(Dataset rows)
START

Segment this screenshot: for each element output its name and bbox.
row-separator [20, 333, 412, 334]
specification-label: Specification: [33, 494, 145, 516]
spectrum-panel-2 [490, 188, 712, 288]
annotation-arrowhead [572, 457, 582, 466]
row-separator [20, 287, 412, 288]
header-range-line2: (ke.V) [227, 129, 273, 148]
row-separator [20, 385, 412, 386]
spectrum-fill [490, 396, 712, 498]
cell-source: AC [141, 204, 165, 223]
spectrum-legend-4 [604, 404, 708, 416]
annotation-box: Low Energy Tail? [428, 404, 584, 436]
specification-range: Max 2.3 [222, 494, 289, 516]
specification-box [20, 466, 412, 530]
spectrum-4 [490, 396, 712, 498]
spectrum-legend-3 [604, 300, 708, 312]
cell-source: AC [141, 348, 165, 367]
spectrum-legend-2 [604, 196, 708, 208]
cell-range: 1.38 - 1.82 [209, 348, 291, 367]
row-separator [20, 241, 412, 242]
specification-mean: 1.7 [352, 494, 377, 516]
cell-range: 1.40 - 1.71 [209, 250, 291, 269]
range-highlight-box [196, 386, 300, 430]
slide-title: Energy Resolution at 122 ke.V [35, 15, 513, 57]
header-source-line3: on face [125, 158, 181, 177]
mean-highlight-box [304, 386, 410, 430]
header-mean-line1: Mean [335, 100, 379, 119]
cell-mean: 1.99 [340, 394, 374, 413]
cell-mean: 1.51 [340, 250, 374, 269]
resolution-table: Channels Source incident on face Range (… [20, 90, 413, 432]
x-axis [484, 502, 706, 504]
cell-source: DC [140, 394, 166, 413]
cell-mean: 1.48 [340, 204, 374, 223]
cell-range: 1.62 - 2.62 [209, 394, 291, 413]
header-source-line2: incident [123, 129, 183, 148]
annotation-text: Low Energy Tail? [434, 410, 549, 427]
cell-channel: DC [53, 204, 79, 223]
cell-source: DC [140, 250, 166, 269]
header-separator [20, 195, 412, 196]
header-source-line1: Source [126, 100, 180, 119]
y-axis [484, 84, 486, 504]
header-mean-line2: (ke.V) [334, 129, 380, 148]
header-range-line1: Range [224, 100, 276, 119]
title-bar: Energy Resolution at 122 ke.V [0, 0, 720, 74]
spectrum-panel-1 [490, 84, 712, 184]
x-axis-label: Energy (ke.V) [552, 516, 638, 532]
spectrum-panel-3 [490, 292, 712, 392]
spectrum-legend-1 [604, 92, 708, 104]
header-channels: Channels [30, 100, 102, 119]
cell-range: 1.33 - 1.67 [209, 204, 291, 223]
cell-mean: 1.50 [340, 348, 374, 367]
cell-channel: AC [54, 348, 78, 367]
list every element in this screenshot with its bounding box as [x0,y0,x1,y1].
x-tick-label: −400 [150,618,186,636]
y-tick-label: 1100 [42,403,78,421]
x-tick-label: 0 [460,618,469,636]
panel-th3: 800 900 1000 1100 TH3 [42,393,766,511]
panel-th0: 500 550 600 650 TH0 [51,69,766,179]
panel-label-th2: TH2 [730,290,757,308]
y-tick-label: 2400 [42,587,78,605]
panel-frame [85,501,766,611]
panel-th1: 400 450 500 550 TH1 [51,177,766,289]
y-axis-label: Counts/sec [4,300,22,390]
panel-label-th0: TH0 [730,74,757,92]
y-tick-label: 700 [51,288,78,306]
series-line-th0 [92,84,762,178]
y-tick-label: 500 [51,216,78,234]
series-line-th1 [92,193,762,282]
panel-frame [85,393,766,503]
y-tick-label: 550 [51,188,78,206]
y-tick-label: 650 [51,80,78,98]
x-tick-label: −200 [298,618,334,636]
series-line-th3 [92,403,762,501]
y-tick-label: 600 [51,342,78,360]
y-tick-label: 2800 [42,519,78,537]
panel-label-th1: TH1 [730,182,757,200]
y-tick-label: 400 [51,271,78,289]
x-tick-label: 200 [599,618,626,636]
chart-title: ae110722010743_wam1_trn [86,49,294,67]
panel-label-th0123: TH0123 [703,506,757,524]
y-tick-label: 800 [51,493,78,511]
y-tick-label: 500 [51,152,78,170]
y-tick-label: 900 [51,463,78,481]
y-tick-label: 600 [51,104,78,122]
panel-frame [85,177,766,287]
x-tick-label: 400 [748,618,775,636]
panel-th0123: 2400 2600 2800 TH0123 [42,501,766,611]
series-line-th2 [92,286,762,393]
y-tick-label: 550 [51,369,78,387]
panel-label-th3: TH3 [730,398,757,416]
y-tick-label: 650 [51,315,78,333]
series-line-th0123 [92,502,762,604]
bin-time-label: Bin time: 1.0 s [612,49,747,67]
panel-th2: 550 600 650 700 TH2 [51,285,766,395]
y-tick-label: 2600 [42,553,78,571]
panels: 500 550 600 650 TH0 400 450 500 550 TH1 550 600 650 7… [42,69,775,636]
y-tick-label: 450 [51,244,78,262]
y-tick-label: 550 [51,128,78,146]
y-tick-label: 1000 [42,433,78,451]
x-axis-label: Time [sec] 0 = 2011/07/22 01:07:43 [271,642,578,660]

END

- **What is asked**: Copy everything from the start of the entries down to the line containing "annotation-arrowhead [572, 457, 582, 466]", including that line.

- **Answer to this task**:
Segment this screenshot: for each element output its name and bbox.
row-separator [20, 333, 412, 334]
specification-label: Specification: [33, 494, 145, 516]
spectrum-panel-2 [490, 188, 712, 288]
annotation-arrowhead [572, 457, 582, 466]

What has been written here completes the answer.